Start of Block

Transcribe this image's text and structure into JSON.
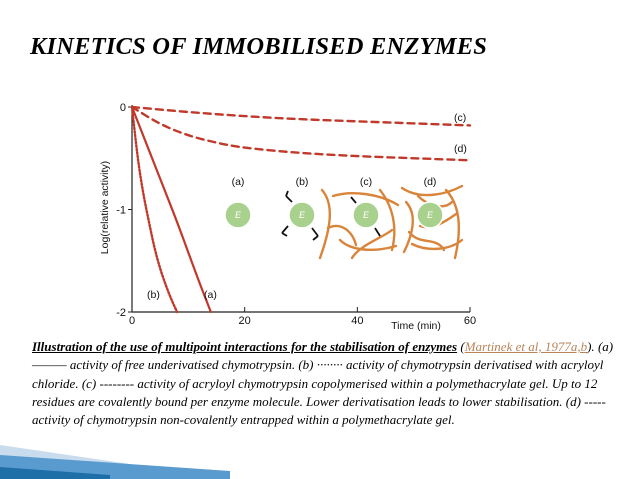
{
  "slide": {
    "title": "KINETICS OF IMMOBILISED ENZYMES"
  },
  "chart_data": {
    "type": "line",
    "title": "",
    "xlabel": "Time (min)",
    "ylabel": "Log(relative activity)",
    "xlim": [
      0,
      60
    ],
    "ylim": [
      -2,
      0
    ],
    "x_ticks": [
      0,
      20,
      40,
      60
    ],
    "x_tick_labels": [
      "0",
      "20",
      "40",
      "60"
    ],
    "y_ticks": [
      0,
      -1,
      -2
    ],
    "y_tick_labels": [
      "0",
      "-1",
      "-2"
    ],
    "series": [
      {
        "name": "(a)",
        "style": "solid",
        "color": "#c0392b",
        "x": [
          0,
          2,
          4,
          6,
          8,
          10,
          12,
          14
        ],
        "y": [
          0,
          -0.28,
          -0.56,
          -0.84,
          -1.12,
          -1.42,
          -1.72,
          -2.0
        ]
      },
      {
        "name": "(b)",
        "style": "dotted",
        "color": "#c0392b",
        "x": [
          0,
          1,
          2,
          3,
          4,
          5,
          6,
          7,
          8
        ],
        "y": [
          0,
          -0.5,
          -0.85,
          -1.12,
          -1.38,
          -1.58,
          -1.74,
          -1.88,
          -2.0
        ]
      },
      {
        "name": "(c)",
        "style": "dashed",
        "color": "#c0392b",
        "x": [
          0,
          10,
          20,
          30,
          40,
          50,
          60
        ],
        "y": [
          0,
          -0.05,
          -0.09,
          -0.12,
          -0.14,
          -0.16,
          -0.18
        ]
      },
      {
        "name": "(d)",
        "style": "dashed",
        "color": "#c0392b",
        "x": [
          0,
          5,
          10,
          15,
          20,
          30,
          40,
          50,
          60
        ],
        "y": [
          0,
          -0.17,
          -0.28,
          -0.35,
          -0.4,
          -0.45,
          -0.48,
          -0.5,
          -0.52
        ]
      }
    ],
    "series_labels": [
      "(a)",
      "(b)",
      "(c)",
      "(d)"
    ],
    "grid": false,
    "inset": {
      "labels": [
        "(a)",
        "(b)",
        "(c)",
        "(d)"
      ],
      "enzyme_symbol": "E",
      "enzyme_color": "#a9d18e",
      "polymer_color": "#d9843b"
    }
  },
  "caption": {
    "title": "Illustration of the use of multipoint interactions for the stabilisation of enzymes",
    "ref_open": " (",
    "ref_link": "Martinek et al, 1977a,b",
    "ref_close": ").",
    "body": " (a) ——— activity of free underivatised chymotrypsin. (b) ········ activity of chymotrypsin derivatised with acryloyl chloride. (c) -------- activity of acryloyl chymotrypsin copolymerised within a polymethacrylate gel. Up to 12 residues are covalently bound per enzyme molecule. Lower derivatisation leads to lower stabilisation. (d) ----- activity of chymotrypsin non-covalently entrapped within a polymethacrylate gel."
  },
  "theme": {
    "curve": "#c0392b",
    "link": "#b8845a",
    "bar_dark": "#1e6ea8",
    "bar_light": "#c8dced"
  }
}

End of Block
Start of Block

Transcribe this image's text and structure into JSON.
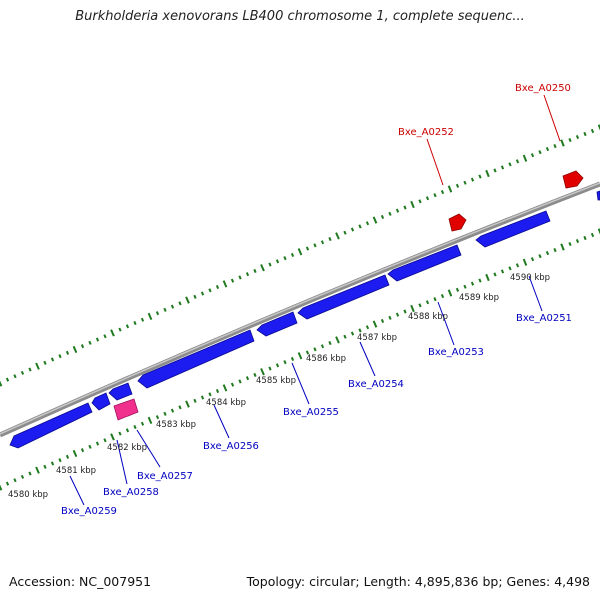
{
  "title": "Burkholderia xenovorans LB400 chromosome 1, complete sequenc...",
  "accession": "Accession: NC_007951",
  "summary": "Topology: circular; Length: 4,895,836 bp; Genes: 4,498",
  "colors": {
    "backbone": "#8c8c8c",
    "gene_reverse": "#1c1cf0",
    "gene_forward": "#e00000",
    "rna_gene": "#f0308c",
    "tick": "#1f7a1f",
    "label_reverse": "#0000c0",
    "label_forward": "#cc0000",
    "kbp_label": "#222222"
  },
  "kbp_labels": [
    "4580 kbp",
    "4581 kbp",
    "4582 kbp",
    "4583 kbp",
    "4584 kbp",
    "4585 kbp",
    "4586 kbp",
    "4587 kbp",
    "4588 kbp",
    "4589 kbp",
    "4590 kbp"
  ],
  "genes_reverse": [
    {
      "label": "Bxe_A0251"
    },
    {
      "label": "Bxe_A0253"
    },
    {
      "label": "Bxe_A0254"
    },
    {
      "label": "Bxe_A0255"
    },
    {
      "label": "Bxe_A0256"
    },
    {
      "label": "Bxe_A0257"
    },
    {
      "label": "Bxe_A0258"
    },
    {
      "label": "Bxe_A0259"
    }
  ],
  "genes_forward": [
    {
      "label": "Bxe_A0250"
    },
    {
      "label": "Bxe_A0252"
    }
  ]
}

End of Block

§ **WHAT THE EXERCISE ASKS**: Check every line of the records above for the string "stabilisation". Copy those that hold it.

§ **RESPONSE BOX**:
    "title": "Illustration of the use of multipoint interactions for the stabilisation of enzymes",
    "body": " (a) ——— activity of free underivatised chymotrypsin. (b) ········ activity of chymotrypsin derivatised with acryloyl chloride. (c) -------- activity of acryloyl chymotrypsin copolymerised within a polymethacrylate gel. Up to 12 residues are covalently bound per enzyme molecule. Lower derivatisation leads to lower stabilisation. (d) ----- activity of chymotrypsin non-covalently entrapped within a polymethacrylate gel."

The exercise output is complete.